Data supplied -
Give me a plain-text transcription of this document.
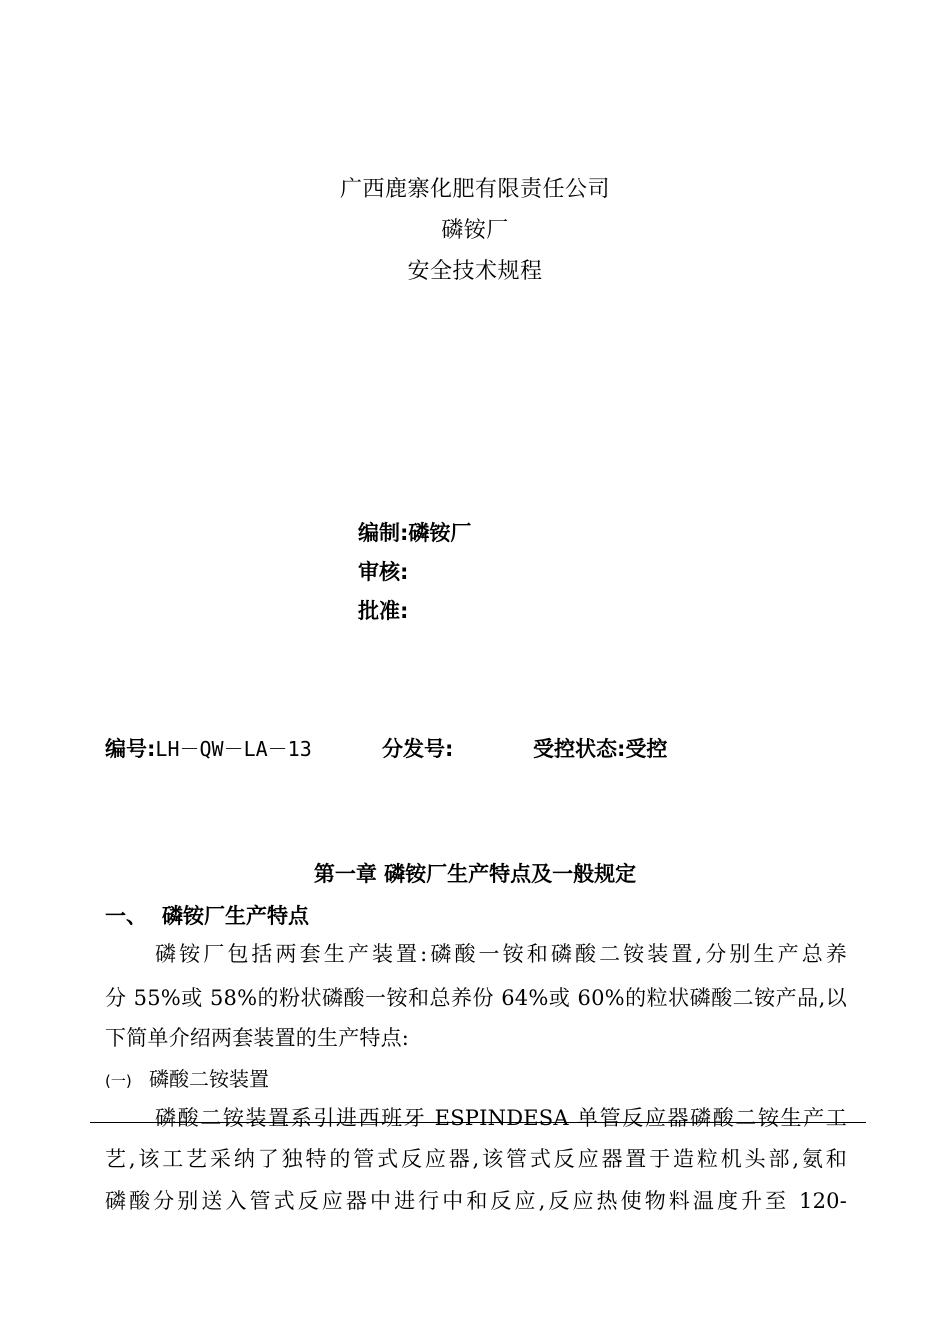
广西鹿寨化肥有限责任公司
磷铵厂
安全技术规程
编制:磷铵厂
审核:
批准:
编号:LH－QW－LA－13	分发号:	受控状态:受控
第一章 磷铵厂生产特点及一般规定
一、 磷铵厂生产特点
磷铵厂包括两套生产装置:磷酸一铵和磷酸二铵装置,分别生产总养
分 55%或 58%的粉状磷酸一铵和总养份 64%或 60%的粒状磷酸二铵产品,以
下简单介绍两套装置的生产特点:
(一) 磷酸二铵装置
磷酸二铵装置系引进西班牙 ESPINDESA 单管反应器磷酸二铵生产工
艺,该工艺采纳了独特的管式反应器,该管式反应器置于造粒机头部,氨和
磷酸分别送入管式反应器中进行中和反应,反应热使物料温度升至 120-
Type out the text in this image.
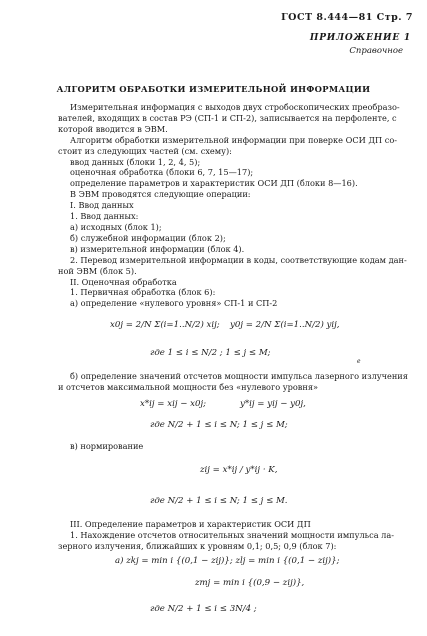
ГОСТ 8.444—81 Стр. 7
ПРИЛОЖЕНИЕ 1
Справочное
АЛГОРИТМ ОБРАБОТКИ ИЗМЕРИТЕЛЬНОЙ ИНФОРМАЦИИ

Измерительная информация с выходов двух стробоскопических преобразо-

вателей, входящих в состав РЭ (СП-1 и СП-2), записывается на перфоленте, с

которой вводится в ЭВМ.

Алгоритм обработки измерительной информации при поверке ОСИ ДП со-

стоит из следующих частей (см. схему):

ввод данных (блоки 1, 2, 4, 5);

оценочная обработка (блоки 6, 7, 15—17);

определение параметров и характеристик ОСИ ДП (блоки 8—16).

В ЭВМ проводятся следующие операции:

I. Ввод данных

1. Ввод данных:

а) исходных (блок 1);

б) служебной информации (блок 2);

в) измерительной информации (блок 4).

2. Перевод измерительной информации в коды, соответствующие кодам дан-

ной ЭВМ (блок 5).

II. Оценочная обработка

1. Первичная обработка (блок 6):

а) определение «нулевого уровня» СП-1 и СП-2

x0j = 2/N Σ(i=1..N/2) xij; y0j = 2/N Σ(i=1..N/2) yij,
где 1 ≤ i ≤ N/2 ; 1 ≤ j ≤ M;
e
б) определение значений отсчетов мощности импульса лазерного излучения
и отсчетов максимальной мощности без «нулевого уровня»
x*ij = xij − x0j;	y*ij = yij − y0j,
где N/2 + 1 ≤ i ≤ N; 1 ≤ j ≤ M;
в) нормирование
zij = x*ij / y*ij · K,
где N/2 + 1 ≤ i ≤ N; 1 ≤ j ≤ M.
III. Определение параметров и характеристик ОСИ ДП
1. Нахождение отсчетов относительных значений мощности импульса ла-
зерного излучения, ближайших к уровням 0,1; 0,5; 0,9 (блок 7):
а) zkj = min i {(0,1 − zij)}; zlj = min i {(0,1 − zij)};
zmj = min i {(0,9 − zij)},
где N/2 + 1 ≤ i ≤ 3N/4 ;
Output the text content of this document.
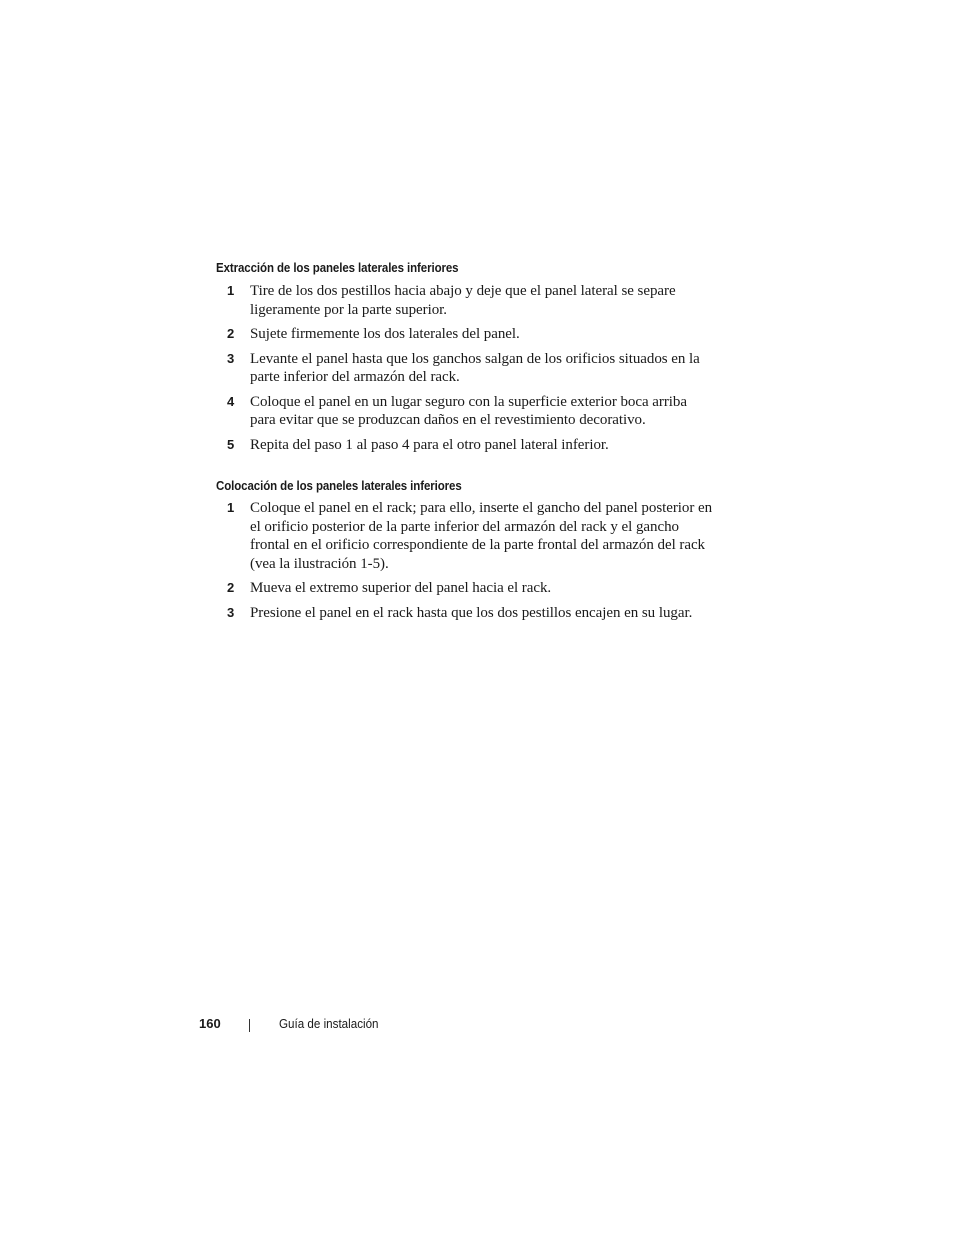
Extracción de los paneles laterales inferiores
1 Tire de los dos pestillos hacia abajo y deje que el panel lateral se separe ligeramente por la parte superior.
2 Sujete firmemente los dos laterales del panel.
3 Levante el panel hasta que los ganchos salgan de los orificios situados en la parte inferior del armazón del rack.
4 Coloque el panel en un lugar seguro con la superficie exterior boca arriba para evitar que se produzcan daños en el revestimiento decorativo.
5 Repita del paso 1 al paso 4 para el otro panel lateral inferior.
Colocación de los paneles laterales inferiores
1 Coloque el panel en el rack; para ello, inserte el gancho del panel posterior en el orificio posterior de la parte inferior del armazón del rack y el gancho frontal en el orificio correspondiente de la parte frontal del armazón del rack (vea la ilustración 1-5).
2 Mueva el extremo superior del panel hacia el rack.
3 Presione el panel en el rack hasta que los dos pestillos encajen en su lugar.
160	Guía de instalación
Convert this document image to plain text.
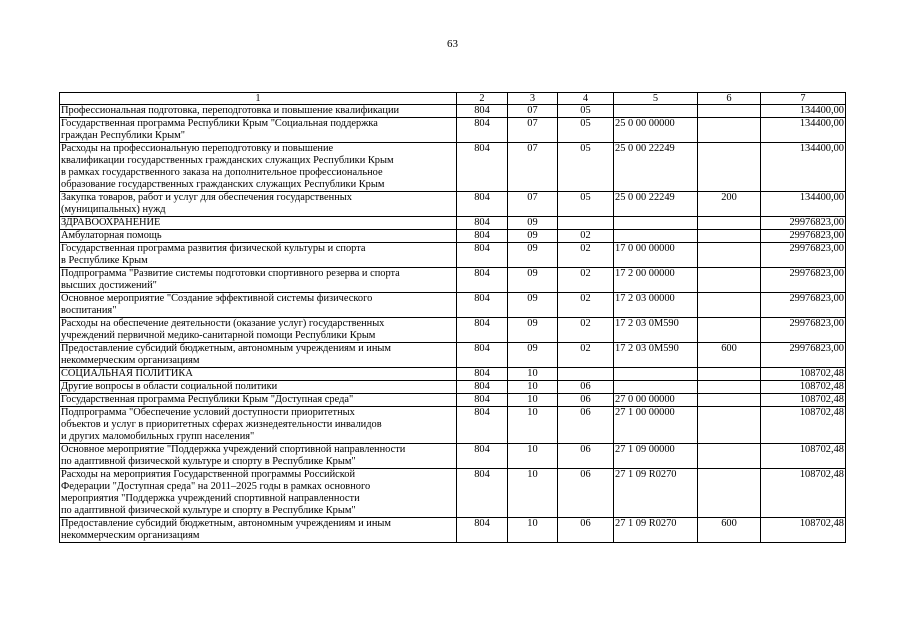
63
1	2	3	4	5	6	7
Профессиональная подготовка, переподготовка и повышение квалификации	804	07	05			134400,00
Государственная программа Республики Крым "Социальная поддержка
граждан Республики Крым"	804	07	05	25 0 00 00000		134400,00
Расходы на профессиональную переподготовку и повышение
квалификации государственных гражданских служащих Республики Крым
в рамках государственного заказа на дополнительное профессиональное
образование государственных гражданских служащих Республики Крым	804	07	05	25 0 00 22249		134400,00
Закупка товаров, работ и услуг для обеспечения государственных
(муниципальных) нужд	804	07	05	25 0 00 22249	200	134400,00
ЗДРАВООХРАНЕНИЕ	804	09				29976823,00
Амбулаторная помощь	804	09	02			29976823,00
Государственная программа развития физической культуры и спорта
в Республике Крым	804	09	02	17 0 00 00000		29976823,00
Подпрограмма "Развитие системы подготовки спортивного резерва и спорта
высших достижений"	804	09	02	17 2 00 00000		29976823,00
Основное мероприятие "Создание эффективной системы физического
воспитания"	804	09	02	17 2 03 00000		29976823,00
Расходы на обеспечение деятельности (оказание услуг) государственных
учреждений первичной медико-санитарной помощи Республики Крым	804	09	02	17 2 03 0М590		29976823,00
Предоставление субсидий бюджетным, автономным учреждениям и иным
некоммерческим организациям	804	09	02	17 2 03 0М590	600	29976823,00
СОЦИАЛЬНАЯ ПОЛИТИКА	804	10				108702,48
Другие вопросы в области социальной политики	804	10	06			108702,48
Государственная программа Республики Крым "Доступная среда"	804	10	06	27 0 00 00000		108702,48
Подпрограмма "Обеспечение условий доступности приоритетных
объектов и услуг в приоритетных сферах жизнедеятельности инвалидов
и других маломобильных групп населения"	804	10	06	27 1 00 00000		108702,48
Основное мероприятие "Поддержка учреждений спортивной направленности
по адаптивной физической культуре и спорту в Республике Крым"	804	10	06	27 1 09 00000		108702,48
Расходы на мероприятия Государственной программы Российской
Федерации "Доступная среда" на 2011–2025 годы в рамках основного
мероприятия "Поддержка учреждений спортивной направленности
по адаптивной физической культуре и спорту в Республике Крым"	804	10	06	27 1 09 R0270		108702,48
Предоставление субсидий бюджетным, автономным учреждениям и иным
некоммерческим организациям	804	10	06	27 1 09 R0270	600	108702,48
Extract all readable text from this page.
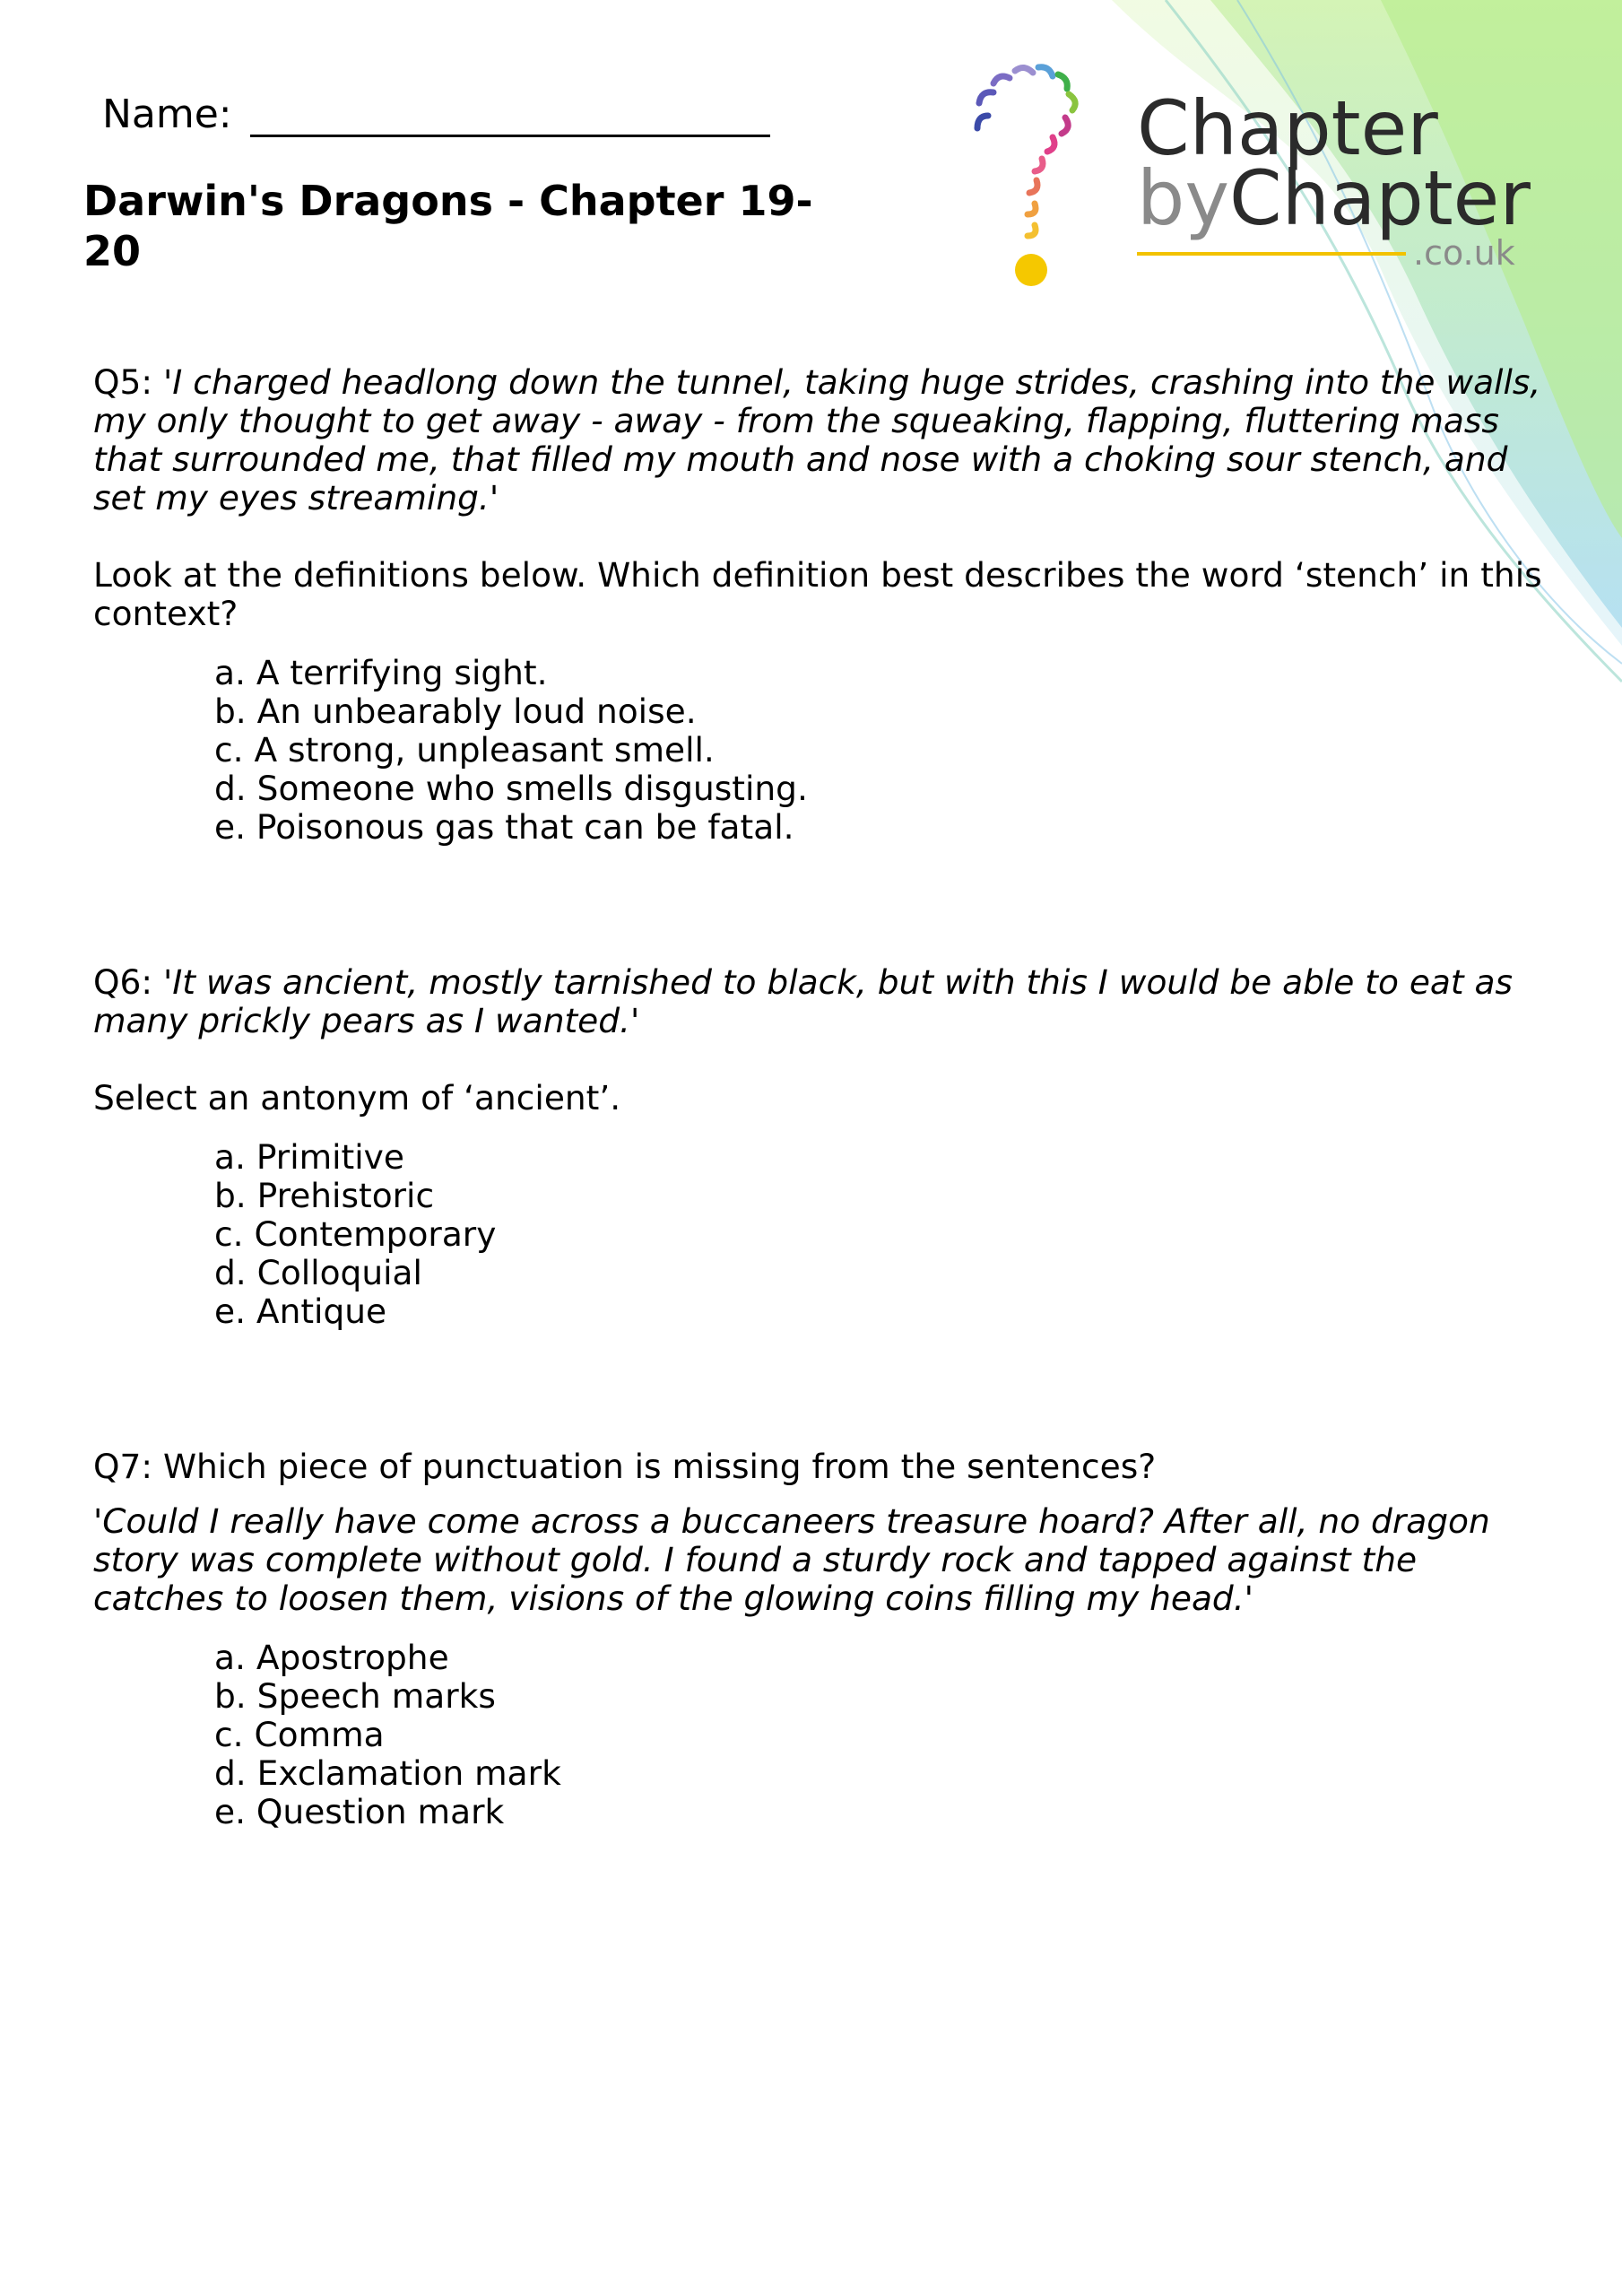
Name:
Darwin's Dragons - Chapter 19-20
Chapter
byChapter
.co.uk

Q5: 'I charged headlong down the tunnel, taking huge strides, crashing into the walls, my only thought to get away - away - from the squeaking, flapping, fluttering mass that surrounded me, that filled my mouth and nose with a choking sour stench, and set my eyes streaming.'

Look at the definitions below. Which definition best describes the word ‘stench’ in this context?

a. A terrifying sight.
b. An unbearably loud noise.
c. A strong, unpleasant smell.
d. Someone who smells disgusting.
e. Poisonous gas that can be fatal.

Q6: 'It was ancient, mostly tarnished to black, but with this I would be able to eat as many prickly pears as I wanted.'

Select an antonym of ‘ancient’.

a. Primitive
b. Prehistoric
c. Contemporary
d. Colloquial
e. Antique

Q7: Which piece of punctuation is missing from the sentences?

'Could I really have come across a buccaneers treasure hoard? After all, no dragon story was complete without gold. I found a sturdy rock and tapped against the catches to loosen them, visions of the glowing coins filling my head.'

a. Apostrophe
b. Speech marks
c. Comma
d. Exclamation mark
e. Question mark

To do -
Check each line above for the word "paneles", and copy the lines where it appears.

Solution for this task -
Extracción de los paneles laterales inferiores
Colocación de los paneles laterales inferiores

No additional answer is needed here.